Extracted data entries:

**********

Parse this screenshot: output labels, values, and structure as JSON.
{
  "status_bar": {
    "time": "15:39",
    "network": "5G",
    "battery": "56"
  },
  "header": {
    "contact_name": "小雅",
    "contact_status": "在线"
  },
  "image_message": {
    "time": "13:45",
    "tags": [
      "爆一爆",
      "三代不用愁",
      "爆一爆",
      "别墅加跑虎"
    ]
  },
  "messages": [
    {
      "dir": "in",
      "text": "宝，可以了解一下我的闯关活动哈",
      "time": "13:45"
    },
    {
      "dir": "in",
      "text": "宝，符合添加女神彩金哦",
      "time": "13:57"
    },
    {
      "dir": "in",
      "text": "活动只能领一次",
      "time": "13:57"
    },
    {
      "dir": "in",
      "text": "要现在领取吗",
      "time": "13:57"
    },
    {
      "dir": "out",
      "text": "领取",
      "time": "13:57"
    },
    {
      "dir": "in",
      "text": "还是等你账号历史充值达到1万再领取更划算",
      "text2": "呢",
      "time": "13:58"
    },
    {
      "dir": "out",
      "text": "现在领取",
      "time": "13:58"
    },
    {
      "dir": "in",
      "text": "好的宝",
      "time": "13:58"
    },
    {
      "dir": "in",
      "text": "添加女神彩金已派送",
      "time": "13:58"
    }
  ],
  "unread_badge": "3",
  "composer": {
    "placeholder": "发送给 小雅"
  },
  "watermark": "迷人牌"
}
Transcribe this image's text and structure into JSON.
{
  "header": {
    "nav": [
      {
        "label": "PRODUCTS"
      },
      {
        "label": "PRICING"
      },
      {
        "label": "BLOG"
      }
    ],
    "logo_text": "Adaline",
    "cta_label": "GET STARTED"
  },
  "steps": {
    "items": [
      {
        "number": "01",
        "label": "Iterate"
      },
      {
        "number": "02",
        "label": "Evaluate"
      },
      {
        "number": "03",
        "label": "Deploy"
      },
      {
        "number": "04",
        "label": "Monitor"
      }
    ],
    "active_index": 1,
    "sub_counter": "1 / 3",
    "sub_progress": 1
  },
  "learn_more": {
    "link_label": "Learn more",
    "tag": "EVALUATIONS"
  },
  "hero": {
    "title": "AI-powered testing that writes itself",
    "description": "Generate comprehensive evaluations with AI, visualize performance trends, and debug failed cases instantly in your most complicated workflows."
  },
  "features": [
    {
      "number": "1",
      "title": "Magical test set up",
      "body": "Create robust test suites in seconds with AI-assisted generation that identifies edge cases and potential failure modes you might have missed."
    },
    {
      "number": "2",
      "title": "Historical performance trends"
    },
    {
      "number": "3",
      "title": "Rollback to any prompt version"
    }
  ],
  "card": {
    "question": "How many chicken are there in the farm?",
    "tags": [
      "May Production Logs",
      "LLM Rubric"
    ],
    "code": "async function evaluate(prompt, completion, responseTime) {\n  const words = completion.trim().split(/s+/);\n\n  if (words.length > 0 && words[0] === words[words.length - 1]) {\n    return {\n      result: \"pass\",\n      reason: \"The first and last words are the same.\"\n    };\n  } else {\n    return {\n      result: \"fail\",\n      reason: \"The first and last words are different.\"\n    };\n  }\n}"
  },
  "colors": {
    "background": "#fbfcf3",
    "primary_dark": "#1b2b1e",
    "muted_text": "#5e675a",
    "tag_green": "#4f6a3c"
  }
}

**********

Copy out the material above in its entirety. Every detail must match.

Parse this screenshot: output labels, values, and structure as JSON.
{
  "status_bar": {
    "time": "15:39",
    "network": "5G",
    "battery": "56"
  },
  "header": {
    "contact_name": "小雅",
    "contact_status": "在线"
  },
  "image_message": {
    "time": "13:45",
    "tags": [
      "爆一爆",
      "三代不用愁",
      "爆一爆",
      "别墅加跑虎"
    ]
  },
  "messages": [
    {
      "dir": "in",
      "text": "宝，可以了解一下我的闯关活动哈",
      "time": "13:45"
    },
    {
      "dir": "in",
      "text": "宝，符合添加女神彩金哦",
      "time": "13:57"
    },
    {
      "dir": "in",
      "text": "活动只能领一次",
      "time": "13:57"
    },
    {
      "dir": "in",
      "text": "要现在领取吗",
      "time": "13:57"
    },
    {
      "dir": "out",
      "text": "领取",
      "time": "13:57"
    },
    {
      "dir": "in",
      "text": "还是等你账号历史充值达到1万再领取更划算",
      "text2": "呢",
      "time": "13:58"
    },
    {
      "dir": "out",
      "text": "现在领取",
      "time": "13:58"
    },
    {
      "dir": "in",
      "text": "好的宝",
      "time": "13:58"
    },
    {
      "dir": "in",
      "text": "添加女神彩金已派送",
      "time": "13:58"
    }
  ],
  "unread_badge": "3",
  "composer": {
    "placeholder": "发送给 小雅"
  },
  "watermark": "迷人牌"
}
Transcribe this image's text and structure into JSON.
{
  "header": {
    "nav": [
      {
        "label": "PRODUCTS"
      },
      {
        "label": "PRICING"
      },
      {
        "label": "BLOG"
      }
    ],
    "logo_text": "Adaline",
    "cta_label": "GET STARTED"
  },
  "steps": {
    "items": [
      {
        "number": "01",
        "label": "Iterate"
      },
      {
        "number": "02",
        "label": "Evaluate"
      },
      {
        "number": "03",
        "label": "Deploy"
      },
      {
        "number": "04",
        "label": "Monitor"
      }
    ],
    "active_index": 1,
    "sub_counter": "1 / 3",
    "sub_progress": 1
  },
  "learn_more": {
    "link_label": "Learn more",
    "tag": "EVALUATIONS"
  },
  "hero": {
    "title": "AI-powered testing that writes itself",
    "description": "Generate comprehensive evaluations with AI, visualize performance trends, and debug failed cases instantly in your most complicated workflows."
  },
  "features": [
    {
      "number": "1",
      "title": "Magical test set up",
      "body": "Create robust test suites in seconds with AI-assisted generation that identifies edge cases and potential failure modes you might have missed."
    },
    {
      "number": "2",
      "title": "Historical performance trends"
    },
    {
      "number": "3",
      "title": "Rollback to any prompt version"
    }
  ],
  "card": {
    "question": "How many chicken are there in the farm?",
    "tags": [
      "May Production Logs",
      "LLM Rubric"
    ],
    "code": "async function evaluate(prompt, completion, responseTime) {\n  const words = completion.trim().split(/s+/);\n\n  if (words.length > 0 && words[0] === words[words.length - 1]) {\n    return {\n      result: \"pass\",\n      reason: \"The first and last words are the same.\"\n    };\n  } else {\n    return {\n      result: \"fail\",\n      reason: \"The first and last words are different.\"\n    };\n  }\n}"
  },
  "colors": {
    "background": "#fbfcf3",
    "primary_dark": "#1b2b1e",
    "muted_text": "#5e675a",
    "tag_green": "#4f6a3c"
  }
}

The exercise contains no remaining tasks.